* TASK STATEMENT
Please print the full listing exactly.

* EXCERPTED RECORDS
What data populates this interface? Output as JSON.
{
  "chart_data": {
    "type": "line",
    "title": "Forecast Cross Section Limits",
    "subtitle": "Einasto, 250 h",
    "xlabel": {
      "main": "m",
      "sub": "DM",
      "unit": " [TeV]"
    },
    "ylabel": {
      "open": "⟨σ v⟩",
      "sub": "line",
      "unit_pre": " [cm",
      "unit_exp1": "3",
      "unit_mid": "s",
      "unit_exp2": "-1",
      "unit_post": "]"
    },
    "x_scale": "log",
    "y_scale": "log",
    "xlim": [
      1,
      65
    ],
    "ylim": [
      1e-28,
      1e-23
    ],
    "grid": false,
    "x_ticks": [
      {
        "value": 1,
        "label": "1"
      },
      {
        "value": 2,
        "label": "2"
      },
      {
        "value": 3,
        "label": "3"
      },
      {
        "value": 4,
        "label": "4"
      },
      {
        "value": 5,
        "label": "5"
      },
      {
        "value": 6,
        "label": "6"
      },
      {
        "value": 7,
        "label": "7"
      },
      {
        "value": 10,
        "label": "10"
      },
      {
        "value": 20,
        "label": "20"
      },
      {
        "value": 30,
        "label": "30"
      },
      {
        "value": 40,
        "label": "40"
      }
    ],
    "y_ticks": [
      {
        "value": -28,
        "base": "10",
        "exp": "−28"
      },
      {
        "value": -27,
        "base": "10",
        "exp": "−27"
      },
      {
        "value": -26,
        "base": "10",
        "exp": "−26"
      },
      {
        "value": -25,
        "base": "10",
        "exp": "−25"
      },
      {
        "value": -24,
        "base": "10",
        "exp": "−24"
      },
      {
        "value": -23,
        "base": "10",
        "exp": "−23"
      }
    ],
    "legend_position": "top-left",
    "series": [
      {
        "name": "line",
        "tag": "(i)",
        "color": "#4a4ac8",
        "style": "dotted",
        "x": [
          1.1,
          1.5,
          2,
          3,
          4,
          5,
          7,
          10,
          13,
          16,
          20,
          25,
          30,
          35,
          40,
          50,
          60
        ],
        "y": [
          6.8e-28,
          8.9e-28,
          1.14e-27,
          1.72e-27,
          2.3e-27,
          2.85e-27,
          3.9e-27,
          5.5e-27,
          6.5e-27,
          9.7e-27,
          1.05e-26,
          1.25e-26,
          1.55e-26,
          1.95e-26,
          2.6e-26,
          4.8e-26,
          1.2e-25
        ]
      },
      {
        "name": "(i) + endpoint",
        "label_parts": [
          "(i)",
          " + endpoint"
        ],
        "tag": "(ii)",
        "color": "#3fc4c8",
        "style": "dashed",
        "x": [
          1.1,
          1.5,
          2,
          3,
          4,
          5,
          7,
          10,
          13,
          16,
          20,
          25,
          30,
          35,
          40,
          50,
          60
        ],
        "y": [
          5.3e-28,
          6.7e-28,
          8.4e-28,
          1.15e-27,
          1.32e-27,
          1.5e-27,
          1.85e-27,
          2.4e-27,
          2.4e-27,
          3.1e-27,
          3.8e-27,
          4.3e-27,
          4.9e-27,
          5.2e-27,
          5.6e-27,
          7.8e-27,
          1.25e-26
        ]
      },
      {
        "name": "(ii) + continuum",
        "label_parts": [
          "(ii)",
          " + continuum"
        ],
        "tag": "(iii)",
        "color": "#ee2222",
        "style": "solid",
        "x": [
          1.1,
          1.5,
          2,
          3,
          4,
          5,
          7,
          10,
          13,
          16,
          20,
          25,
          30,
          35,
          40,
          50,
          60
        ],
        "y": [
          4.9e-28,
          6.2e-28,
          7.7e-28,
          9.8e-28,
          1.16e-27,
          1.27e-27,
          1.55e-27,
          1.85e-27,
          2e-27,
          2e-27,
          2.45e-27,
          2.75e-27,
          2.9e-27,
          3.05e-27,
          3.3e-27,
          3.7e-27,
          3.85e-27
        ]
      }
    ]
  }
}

* RESULT FOR THIS TASK
What data populates this interface? Output as JSON.
{
  "chart_data": {
    "type": "line",
    "title": "Forecast Cross Section Limits",
    "subtitle": "Einasto, 250 h",
    "xlabel": {
      "main": "m",
      "sub": "DM",
      "unit": " [TeV]"
    },
    "ylabel": {
      "open": "⟨σ v⟩",
      "sub": "line",
      "unit_pre": " [cm",
      "unit_exp1": "3",
      "unit_mid": "s",
      "unit_exp2": "-1",
      "unit_post": "]"
    },
    "x_scale": "log",
    "y_scale": "log",
    "xlim": [
      1,
      65
    ],
    "ylim": [
      1e-28,
      1e-23
    ],
    "grid": false,
    "x_ticks": [
      {
        "value": 1,
        "label": "1"
      },
      {
        "value": 2,
        "label": "2"
      },
      {
        "value": 3,
        "label": "3"
      },
      {
        "value": 4,
        "label": "4"
      },
      {
        "value": 5,
        "label": "5"
      },
      {
        "value": 6,
        "label": "6"
      },
      {
        "value": 7,
        "label": "7"
      },
      {
        "value": 10,
        "label": "10"
      },
      {
        "value": 20,
        "label": "20"
      },
      {
        "value": 30,
        "label": "30"
      },
      {
        "value": 40,
        "label": "40"
      }
    ],
    "y_ticks": [
      {
        "value": -28,
        "base": "10",
        "exp": "−28"
      },
      {
        "value": -27,
        "base": "10",
        "exp": "−27"
      },
      {
        "value": -26,
        "base": "10",
        "exp": "−26"
      },
      {
        "value": -25,
        "base": "10",
        "exp": "−25"
      },
      {
        "value": -24,
        "base": "10",
        "exp": "−24"
      },
      {
        "value": -23,
        "base": "10",
        "exp": "−23"
      }
    ],
    "legend_position": "top-left",
    "series": [
      {
        "name": "line",
        "tag": "(i)",
        "color": "#4a4ac8",
        "style": "dotted",
        "x": [
          1.1,
          1.5,
          2,
          3,
          4,
          5,
          7,
          10,
          13,
          16,
          20,
          25,
          30,
          35,
          40,
          50,
          60
        ],
        "y": [
          6.8e-28,
          8.9e-28,
          1.14e-27,
          1.72e-27,
          2.3e-27,
          2.85e-27,
          3.9e-27,
          5.5e-27,
          6.5e-27,
          9.7e-27,
          1.05e-26,
          1.25e-26,
          1.55e-26,
          1.95e-26,
          2.6e-26,
          4.8e-26,
          1.2e-25
        ]
      },
      {
        "name": "(i) + endpoint",
        "label_parts": [
          "(i)",
          " + endpoint"
        ],
        "tag": "(ii)",
        "color": "#3fc4c8",
        "style": "dashed",
        "x": [
          1.1,
          1.5,
          2,
          3,
          4,
          5,
          7,
          10,
          13,
          16,
          20,
          25,
          30,
          35,
          40,
          50,
          60
        ],
        "y": [
          5.3e-28,
          6.7e-28,
          8.4e-28,
          1.15e-27,
          1.32e-27,
          1.5e-27,
          1.85e-27,
          2.4e-27,
          2.4e-27,
          3.1e-27,
          3.8e-27,
          4.3e-27,
          4.9e-27,
          5.2e-27,
          5.6e-27,
          7.8e-27,
          1.25e-26
        ]
      },
      {
        "name": "(ii) + continuum",
        "label_parts": [
          "(ii)",
          " + continuum"
        ],
        "tag": "(iii)",
        "color": "#ee2222",
        "style": "solid",
        "x": [
          1.1,
          1.5,
          2,
          3,
          4,
          5,
          7,
          10,
          13,
          16,
          20,
          25,
          30,
          35,
          40,
          50,
          60
        ],
        "y": [
          4.9e-28,
          6.2e-28,
          7.7e-28,
          9.8e-28,
          1.16e-27,
          1.27e-27,
          1.55e-27,
          1.85e-27,
          2e-27,
          2e-27,
          2.45e-27,
          2.75e-27,
          2.9e-27,
          3.05e-27,
          3.3e-27,
          3.7e-27,
          3.85e-27
        ]
      }
    ]
  }
}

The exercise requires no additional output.